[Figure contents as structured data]
(begin)

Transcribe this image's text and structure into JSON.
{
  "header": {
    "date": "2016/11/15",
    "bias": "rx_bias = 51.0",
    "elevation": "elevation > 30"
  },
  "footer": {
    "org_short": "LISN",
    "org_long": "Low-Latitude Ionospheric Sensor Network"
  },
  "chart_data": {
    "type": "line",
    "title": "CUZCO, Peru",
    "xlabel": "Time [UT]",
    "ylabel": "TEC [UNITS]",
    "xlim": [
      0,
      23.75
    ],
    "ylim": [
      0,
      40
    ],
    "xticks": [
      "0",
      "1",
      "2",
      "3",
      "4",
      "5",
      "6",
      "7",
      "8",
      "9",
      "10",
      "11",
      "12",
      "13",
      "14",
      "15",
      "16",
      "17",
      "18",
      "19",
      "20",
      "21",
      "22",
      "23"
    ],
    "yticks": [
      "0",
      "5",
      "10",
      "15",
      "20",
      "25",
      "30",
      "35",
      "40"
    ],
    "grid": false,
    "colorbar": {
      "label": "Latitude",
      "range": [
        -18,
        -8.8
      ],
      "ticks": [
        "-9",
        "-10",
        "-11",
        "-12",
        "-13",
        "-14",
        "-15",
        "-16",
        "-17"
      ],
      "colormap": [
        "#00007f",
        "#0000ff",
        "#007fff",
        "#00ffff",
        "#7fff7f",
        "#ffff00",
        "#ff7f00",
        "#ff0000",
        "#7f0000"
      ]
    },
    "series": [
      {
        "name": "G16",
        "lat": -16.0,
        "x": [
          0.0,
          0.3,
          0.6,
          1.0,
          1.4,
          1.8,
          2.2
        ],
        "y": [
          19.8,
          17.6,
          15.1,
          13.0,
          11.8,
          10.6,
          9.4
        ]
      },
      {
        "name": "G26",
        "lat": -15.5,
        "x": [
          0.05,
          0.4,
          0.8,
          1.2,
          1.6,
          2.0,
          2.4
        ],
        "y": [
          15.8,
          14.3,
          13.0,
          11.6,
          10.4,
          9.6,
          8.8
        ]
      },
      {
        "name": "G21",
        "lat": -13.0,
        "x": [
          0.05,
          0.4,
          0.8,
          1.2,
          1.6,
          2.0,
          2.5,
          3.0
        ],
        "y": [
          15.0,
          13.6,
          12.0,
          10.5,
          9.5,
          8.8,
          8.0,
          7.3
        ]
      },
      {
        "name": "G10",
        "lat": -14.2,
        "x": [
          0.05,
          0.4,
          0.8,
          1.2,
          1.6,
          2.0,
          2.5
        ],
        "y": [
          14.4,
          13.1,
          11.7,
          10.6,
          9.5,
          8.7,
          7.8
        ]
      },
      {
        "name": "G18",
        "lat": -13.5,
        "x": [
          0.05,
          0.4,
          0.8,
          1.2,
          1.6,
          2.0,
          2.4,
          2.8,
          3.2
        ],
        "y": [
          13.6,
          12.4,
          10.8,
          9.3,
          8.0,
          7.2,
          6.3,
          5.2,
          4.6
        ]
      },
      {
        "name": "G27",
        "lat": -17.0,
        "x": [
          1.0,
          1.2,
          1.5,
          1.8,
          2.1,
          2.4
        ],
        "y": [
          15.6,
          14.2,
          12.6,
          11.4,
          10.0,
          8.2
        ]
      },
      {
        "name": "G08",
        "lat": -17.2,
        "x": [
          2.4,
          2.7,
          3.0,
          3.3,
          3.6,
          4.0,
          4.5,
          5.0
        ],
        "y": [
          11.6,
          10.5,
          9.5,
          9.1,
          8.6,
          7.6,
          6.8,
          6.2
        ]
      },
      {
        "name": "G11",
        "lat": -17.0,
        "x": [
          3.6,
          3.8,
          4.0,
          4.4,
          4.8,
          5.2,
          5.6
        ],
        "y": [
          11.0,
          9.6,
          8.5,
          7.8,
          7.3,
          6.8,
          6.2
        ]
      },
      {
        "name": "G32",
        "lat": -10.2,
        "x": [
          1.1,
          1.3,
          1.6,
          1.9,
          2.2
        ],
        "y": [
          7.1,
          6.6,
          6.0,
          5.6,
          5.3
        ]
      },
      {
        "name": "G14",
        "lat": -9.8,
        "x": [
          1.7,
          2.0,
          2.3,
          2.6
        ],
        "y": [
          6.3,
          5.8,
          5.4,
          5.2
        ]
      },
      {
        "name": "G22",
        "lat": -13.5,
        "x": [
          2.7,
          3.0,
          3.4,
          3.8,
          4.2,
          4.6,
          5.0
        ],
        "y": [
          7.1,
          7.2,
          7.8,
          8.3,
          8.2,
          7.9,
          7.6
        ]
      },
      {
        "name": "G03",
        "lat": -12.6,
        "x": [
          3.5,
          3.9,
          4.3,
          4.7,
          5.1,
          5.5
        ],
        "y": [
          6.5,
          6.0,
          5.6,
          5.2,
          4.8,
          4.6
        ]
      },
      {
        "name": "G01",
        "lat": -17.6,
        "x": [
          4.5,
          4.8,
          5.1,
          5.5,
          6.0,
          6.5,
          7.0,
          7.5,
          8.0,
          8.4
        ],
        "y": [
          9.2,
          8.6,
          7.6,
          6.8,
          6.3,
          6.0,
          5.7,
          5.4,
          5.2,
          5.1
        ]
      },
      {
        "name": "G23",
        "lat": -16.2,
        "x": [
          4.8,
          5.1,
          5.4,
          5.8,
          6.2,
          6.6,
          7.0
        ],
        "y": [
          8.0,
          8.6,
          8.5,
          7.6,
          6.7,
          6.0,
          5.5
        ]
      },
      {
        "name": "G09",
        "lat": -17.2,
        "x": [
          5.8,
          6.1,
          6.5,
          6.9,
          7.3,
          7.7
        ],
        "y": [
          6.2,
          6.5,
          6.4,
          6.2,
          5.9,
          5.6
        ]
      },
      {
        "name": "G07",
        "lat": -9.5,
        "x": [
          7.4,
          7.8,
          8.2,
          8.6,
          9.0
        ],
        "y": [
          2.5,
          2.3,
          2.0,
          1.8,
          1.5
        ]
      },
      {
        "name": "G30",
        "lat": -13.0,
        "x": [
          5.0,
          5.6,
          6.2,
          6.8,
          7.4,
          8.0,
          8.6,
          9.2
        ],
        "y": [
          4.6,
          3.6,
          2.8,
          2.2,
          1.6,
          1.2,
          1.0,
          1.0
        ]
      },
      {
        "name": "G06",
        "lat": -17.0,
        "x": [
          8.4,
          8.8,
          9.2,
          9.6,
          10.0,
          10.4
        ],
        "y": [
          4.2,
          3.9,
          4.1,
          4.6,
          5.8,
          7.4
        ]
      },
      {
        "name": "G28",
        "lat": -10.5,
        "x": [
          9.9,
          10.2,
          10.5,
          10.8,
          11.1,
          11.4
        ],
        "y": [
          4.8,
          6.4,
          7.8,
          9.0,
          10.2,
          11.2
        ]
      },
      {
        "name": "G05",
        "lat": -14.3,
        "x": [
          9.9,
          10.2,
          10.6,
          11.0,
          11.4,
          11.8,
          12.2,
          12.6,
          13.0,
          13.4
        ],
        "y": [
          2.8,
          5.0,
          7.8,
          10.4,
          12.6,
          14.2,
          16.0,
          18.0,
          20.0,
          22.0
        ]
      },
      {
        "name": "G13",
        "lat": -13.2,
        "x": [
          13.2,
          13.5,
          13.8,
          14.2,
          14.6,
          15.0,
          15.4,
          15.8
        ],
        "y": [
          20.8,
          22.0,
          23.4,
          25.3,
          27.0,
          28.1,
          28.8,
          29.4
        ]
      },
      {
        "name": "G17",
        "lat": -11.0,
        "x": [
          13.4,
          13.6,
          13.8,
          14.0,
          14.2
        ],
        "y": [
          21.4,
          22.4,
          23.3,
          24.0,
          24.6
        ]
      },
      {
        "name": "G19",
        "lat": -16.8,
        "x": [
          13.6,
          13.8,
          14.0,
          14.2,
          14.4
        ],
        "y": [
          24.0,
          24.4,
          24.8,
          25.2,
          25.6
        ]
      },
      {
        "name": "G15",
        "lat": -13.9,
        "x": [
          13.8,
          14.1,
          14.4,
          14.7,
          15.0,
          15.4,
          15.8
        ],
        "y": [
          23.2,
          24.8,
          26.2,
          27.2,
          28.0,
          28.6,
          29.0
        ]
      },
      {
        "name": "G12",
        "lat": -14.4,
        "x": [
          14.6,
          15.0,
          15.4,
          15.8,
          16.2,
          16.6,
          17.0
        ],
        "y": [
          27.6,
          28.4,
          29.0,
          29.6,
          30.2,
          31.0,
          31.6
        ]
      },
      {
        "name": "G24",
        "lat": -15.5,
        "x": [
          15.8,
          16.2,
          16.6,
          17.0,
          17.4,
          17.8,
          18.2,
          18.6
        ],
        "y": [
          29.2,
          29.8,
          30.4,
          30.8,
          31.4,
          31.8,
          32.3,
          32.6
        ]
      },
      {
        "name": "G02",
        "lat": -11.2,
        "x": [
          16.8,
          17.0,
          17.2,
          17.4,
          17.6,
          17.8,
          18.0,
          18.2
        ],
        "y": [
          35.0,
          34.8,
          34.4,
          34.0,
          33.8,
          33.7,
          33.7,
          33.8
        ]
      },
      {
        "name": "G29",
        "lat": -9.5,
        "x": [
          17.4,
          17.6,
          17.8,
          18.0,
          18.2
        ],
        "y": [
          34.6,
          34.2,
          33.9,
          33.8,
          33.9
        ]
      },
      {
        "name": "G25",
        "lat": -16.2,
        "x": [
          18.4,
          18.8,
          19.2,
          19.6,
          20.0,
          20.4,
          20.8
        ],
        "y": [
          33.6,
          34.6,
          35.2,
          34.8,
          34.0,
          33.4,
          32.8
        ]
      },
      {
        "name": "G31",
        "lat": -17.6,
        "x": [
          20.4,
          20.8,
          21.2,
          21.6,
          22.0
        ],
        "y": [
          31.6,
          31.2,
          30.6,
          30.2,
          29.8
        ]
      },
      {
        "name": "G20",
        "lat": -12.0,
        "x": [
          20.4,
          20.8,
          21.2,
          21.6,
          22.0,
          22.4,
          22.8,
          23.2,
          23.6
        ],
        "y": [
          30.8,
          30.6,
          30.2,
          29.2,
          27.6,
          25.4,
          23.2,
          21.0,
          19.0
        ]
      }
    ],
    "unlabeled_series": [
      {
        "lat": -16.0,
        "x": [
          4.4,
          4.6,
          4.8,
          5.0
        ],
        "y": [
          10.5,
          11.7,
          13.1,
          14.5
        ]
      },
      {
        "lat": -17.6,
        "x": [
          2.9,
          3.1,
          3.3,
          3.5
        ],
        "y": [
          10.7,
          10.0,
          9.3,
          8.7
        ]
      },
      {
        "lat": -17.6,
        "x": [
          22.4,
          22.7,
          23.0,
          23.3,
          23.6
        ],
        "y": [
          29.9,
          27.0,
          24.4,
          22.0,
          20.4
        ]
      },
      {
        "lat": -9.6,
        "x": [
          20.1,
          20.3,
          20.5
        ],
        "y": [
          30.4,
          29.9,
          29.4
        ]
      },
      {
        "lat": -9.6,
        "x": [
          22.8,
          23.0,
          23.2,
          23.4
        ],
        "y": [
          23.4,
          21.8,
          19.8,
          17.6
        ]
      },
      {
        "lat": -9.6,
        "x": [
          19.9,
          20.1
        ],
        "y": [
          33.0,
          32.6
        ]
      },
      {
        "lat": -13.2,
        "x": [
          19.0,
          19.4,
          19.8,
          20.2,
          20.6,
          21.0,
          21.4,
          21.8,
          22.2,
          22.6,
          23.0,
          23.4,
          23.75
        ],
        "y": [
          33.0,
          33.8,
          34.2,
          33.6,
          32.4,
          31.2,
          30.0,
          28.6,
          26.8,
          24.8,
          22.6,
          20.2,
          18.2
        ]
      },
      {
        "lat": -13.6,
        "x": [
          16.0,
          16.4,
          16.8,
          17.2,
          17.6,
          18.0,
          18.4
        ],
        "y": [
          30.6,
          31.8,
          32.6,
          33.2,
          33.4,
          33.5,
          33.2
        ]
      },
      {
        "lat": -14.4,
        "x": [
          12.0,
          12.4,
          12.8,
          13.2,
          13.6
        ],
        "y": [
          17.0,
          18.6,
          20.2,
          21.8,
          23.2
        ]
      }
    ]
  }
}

(end)

■ **Exercise brief**
Collect from the data above every line that includes "Latitude".

■ **Full solution**
    "org_long": "Low-Latitude Ionospheric Sensor Network"
      "label": "Latitude",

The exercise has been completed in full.